#### [YOUR TASK]
Quote all of the data exactly as given. Skip every picture it contains.
** START **
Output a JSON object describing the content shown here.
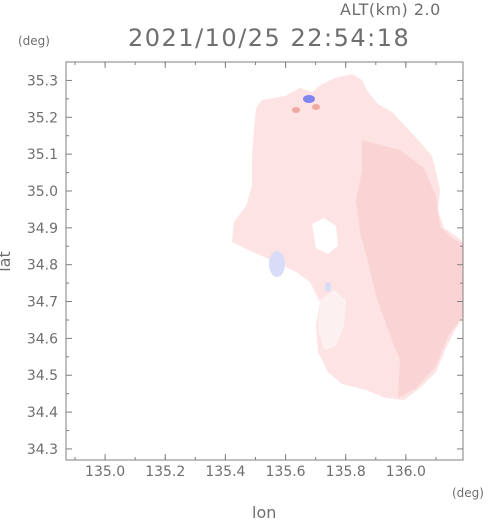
{
  "header": {
    "altitude": "ALT(km) 2.0",
    "datetime": "2021/10/25 22:54:18"
  },
  "chart_data": {
    "type": "heatmap",
    "xlabel": "lon",
    "ylabel": "lat",
    "x_unit": "(deg)",
    "y_unit": "(deg)",
    "xlim": [
      134.87,
      136.19
    ],
    "ylim": [
      34.27,
      35.35
    ],
    "x_ticks": [
      135.0,
      135.2,
      135.4,
      135.6,
      135.8,
      136.0
    ],
    "x_tick_labels": [
      "135.0",
      "135.2",
      "135.4",
      "135.6",
      "135.8",
      "136.0"
    ],
    "y_ticks": [
      34.3,
      34.4,
      34.5,
      34.6,
      34.7,
      34.8,
      34.9,
      35.0,
      35.1,
      35.2,
      35.3
    ],
    "y_tick_labels": [
      "34.3",
      "34.4",
      "34.5",
      "34.6",
      "34.7",
      "34.8",
      "34.9",
      "35.0",
      "35.1",
      "35.2",
      "35.3"
    ],
    "grid": false,
    "colors": {
      "field_main": "#fde3e3",
      "field_dark": "#fad4d4",
      "field_light": "#fdf0f0",
      "positive_spot": "#f0a9a0",
      "negative_spot": "#7f86f0",
      "negative_light": "#d8dcf8",
      "axes": "#808080",
      "text": "#6e6e6e"
    }
  }
}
** END **
#### [SOLUTION]
Output a JSON object describing the content shown here.
{
  "header": {
    "altitude": "ALT(km) 2.0",
    "datetime": "2021/10/25 22:54:18"
  },
  "chart_data": {
    "type": "heatmap",
    "xlabel": "lon",
    "ylabel": "lat",
    "x_unit": "(deg)",
    "y_unit": "(deg)",
    "xlim": [
      134.87,
      136.19
    ],
    "ylim": [
      34.27,
      35.35
    ],
    "x_ticks": [
      135.0,
      135.2,
      135.4,
      135.6,
      135.8,
      136.0
    ],
    "x_tick_labels": [
      "135.0",
      "135.2",
      "135.4",
      "135.6",
      "135.8",
      "136.0"
    ],
    "y_ticks": [
      34.3,
      34.4,
      34.5,
      34.6,
      34.7,
      34.8,
      34.9,
      35.0,
      35.1,
      35.2,
      35.3
    ],
    "y_tick_labels": [
      "34.3",
      "34.4",
      "34.5",
      "34.6",
      "34.7",
      "34.8",
      "34.9",
      "35.0",
      "35.1",
      "35.2",
      "35.3"
    ],
    "grid": false,
    "colors": {
      "field_main": "#fde3e3",
      "field_dark": "#fad4d4",
      "field_light": "#fdf0f0",
      "positive_spot": "#f0a9a0",
      "negative_spot": "#7f86f0",
      "negative_light": "#d8dcf8",
      "axes": "#808080",
      "text": "#6e6e6e"
    }
  }
}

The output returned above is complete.